▶ **What to do**
Lines containing the word "each" are the ones to copy from the records below.

======== Given entries

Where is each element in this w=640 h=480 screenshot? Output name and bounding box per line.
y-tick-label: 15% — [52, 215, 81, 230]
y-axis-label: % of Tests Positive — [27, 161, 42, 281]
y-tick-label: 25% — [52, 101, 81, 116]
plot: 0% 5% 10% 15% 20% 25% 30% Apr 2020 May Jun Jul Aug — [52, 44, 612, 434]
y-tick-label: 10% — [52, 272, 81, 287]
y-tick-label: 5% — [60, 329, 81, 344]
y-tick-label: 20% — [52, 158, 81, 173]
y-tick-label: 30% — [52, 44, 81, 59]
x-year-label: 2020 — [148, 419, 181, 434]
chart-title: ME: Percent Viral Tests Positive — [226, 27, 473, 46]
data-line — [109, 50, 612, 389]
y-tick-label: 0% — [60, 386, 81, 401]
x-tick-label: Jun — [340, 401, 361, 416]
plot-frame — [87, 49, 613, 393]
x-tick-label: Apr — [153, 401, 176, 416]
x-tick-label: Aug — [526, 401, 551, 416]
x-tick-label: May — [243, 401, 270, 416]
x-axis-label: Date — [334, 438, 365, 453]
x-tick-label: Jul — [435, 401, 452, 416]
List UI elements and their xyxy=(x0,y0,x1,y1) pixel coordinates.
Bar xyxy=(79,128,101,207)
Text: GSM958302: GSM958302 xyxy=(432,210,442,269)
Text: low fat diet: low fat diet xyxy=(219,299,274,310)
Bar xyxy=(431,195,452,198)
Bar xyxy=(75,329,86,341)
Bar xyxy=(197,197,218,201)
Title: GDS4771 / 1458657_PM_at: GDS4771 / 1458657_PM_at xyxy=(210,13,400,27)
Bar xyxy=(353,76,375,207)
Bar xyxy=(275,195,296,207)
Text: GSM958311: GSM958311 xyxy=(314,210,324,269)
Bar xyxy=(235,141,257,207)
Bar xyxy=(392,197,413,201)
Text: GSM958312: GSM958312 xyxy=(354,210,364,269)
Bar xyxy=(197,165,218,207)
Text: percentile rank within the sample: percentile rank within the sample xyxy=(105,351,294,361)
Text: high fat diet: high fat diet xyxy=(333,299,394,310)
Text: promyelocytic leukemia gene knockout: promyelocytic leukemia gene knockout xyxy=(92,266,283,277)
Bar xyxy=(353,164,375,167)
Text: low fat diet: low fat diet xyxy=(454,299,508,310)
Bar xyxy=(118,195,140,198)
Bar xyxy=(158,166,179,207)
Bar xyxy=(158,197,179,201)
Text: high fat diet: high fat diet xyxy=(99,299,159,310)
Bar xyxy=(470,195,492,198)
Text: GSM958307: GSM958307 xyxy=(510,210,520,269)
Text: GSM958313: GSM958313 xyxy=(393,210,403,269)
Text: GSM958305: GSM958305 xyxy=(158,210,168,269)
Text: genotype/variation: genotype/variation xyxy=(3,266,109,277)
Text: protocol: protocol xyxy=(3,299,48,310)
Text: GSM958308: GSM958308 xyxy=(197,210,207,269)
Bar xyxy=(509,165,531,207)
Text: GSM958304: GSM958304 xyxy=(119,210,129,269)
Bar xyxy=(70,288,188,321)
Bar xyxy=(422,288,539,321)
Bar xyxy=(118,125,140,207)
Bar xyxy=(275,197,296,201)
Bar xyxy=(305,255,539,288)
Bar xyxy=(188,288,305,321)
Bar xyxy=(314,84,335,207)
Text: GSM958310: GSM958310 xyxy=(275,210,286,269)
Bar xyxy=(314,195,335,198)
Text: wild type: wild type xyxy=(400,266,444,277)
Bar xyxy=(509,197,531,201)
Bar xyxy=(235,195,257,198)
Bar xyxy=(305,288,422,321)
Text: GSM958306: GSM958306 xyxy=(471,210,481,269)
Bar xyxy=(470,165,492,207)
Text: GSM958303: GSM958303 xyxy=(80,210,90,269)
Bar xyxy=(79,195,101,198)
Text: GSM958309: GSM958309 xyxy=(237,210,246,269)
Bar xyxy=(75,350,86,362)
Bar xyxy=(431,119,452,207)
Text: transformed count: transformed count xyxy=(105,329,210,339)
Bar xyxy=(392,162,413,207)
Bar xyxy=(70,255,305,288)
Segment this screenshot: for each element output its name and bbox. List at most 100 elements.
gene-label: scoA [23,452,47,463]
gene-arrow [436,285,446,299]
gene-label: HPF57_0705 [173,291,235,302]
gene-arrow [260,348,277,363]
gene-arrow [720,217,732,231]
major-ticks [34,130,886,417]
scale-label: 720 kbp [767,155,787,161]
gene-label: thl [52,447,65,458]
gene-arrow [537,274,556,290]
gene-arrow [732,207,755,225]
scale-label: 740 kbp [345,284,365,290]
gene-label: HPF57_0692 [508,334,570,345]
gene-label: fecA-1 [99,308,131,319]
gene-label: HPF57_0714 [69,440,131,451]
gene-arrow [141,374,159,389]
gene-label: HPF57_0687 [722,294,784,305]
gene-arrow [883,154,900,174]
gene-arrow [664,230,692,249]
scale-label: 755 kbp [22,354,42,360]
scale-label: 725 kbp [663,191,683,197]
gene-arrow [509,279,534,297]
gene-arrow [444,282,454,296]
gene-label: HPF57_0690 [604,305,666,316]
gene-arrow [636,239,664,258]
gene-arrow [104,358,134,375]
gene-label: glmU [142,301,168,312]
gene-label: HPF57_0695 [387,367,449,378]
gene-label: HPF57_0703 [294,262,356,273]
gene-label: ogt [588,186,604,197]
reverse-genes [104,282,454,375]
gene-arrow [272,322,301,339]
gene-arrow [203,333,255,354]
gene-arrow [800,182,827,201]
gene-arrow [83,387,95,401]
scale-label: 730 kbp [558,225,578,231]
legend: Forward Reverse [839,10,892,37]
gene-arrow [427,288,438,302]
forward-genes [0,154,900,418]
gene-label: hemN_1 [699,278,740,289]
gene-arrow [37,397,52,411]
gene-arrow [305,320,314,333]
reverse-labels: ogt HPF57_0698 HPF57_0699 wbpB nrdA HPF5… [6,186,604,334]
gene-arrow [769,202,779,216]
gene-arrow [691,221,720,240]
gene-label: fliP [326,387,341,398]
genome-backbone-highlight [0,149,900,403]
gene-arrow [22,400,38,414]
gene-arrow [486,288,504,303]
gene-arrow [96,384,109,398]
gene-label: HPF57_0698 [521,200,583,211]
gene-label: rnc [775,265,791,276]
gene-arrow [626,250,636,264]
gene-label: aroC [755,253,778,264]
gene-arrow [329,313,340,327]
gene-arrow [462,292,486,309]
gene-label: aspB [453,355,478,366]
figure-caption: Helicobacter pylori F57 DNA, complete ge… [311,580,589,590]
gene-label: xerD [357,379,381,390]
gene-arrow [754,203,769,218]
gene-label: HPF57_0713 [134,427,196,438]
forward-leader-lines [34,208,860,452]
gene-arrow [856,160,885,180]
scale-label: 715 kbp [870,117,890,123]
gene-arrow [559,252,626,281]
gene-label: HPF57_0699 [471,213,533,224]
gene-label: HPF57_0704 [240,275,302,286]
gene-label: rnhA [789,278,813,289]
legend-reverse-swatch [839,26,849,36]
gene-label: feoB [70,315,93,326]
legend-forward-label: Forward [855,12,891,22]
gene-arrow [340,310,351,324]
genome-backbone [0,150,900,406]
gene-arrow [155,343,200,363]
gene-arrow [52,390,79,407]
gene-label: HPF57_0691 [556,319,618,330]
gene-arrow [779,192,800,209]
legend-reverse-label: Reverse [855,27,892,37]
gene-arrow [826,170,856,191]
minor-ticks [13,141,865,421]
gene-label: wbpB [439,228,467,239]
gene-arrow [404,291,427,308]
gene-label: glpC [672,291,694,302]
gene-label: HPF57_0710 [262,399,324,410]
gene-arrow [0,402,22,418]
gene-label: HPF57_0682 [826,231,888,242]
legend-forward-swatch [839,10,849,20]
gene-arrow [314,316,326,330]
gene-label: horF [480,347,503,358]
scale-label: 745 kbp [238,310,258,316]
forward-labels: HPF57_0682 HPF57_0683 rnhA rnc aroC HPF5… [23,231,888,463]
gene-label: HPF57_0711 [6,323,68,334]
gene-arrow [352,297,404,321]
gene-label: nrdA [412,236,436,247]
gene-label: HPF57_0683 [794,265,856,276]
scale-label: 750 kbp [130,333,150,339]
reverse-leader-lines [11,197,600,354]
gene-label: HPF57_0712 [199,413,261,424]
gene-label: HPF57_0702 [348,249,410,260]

================
======== Given entries

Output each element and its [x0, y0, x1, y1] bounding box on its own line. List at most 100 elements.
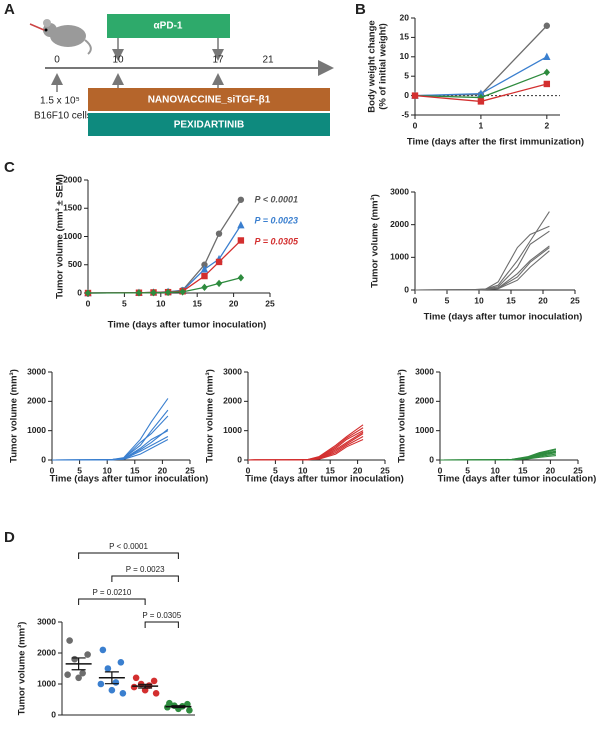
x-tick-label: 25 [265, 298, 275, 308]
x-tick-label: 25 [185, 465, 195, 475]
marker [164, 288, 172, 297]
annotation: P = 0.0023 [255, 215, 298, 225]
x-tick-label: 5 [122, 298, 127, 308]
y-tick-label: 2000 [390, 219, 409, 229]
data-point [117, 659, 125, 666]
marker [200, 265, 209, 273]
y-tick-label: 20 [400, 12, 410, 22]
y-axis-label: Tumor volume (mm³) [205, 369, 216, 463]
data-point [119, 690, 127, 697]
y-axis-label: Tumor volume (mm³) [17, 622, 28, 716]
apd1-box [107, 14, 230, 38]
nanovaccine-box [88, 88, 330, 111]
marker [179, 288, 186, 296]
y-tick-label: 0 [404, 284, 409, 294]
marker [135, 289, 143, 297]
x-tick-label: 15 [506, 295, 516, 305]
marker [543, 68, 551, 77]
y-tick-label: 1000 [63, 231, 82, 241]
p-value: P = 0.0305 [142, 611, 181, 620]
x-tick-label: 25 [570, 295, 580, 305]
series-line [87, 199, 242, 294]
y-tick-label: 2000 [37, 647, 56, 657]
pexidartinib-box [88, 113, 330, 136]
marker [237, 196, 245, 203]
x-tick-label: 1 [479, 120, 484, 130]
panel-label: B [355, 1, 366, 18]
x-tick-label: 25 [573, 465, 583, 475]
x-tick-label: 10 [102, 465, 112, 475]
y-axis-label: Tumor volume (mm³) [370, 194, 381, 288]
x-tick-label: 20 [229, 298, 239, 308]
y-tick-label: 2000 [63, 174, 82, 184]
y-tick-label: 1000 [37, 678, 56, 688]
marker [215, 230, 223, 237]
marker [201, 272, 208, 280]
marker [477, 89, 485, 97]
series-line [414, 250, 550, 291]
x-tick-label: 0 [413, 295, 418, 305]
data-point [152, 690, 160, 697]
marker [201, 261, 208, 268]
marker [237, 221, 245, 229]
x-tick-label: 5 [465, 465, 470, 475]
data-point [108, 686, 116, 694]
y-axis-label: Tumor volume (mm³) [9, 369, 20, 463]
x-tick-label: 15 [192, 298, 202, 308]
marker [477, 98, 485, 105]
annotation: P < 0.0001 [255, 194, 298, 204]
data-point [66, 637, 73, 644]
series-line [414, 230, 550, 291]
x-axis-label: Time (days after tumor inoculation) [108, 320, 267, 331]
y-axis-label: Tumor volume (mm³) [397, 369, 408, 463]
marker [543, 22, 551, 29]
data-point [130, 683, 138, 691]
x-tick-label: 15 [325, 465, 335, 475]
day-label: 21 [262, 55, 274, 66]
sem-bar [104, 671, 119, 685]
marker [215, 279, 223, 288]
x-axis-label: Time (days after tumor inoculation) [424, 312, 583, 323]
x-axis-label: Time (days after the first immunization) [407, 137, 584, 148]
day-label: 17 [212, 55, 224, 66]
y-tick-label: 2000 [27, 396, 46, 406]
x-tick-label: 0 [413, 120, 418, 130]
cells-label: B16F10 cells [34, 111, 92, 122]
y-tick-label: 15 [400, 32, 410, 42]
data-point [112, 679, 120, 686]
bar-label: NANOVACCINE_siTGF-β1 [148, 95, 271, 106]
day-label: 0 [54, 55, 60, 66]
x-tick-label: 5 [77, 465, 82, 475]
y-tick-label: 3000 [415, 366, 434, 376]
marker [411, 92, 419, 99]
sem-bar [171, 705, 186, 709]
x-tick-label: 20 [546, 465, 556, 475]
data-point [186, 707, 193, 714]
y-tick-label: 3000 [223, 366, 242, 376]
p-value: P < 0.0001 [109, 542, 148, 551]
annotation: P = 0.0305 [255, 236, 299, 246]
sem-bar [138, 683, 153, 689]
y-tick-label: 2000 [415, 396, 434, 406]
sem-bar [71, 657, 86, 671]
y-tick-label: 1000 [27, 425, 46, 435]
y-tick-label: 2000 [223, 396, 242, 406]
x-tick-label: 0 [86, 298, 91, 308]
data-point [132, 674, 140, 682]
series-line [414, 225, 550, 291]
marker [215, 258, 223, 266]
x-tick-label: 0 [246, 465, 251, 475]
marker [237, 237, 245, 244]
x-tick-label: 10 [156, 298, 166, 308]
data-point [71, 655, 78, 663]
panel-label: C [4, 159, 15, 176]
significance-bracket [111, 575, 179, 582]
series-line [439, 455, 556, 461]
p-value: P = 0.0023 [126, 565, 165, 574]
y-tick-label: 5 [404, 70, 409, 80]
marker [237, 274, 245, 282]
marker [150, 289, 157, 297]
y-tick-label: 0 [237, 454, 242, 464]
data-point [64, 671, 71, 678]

================

▶ **Result of this exercise**
Where is each element in this w=640 h=480 screenshot? Output name and bounding box per line.
Segment this screenshot: for each element output its name and bbox. List at most 100 elements.
Output each element and its [x0, y0, x1, y1] bounding box on its own line. List at most 100 elements.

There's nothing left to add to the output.